- _Written exercise_:
Scan the data below and pick out the lines containing the word "Città".
+ + + + + + +
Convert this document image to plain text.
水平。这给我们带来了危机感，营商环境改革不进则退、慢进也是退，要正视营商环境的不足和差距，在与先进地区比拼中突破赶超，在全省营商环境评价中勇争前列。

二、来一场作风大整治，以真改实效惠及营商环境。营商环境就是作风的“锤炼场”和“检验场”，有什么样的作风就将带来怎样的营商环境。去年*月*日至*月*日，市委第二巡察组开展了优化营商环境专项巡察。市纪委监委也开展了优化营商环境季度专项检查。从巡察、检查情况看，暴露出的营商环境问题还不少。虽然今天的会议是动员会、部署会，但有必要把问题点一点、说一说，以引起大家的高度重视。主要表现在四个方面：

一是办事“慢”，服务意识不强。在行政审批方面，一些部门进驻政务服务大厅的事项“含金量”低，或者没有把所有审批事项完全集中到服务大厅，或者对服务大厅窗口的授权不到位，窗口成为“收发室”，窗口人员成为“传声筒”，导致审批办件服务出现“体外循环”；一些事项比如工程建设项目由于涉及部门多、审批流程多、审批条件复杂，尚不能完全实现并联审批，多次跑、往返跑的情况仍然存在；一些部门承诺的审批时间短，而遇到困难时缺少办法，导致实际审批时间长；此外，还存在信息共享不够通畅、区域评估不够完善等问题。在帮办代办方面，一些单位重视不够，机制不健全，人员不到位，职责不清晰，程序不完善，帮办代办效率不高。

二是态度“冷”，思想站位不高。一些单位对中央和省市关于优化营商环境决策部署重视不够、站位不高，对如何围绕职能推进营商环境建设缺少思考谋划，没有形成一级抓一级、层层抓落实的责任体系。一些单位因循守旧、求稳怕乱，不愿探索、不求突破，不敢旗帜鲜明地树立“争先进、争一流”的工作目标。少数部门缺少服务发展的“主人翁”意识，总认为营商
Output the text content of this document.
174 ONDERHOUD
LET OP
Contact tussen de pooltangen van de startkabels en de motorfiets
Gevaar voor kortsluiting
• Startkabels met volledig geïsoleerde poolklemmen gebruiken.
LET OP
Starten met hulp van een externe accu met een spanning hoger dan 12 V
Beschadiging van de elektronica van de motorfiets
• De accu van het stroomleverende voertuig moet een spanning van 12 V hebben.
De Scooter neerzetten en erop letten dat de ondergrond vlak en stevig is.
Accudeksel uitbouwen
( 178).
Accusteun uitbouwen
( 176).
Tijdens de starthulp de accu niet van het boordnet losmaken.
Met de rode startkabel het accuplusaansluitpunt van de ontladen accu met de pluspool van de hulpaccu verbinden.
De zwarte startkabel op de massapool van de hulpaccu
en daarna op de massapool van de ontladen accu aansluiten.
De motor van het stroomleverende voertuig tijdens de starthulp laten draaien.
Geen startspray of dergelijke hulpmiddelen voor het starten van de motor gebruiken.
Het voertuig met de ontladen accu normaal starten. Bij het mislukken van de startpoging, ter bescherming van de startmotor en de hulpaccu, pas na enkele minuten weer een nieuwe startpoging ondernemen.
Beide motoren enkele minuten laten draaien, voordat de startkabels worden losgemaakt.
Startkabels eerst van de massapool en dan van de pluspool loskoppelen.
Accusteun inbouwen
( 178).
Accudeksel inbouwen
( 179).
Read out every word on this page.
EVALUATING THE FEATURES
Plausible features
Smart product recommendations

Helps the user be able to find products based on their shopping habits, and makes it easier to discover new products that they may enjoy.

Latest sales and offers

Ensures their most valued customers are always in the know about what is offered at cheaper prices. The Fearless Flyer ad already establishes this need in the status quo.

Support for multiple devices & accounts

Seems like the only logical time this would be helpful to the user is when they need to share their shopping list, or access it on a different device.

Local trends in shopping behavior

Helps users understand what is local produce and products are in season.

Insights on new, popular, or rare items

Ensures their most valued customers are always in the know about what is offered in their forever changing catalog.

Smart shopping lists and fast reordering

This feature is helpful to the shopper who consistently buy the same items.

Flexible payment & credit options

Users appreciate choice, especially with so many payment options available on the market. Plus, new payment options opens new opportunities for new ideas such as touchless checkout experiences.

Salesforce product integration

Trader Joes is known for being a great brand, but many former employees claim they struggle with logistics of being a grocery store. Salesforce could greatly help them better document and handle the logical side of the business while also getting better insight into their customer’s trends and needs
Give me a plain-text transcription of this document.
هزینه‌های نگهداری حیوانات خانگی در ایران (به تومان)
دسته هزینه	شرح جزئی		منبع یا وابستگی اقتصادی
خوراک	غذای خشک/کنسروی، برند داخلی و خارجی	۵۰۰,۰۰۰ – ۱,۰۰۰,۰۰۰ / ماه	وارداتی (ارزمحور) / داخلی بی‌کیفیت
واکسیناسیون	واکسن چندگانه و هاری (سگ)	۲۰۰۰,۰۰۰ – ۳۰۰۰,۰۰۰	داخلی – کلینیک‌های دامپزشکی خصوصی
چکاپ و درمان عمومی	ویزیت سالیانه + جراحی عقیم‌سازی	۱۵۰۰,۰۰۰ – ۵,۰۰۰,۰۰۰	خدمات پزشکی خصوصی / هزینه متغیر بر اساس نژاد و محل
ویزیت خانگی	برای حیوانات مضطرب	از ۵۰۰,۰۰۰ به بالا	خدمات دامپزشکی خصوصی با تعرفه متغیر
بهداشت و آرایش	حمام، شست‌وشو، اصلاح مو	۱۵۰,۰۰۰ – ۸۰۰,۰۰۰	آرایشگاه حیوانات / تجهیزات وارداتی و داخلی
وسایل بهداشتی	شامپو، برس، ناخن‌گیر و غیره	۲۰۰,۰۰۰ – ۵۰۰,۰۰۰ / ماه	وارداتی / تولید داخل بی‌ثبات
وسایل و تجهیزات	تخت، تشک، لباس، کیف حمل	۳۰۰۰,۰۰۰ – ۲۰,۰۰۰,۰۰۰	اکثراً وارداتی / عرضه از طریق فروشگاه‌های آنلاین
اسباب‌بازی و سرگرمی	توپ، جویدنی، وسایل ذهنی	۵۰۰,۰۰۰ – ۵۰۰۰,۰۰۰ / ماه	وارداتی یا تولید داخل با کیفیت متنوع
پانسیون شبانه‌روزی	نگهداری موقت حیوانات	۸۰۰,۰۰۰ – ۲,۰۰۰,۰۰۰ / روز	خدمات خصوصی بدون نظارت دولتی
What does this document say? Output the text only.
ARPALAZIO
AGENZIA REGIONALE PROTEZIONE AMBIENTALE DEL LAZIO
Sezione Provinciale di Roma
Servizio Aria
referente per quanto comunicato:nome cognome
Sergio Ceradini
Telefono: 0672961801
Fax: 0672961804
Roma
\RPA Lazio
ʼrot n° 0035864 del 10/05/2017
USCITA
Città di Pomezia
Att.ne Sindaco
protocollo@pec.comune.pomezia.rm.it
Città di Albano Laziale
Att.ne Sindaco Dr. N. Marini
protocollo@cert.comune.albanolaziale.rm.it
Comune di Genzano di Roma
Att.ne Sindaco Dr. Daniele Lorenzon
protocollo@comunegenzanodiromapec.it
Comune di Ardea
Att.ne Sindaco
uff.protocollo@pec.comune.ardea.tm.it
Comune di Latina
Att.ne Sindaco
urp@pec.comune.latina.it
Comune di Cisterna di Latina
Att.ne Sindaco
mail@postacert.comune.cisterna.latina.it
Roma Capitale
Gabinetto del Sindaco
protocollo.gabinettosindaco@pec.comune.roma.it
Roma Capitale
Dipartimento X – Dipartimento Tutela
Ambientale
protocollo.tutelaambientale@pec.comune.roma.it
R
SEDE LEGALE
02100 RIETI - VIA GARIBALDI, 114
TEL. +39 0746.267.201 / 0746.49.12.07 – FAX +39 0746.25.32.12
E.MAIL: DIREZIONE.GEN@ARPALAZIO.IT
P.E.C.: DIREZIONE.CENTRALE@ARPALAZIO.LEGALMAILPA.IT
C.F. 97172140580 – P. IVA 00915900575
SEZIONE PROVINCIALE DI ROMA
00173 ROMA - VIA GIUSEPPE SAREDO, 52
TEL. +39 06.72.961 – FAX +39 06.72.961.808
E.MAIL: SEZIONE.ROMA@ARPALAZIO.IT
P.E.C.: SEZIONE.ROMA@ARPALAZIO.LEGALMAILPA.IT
+ + + + + + +
- _Task solution_:
Città di Pomezia
Città di Albano Laziale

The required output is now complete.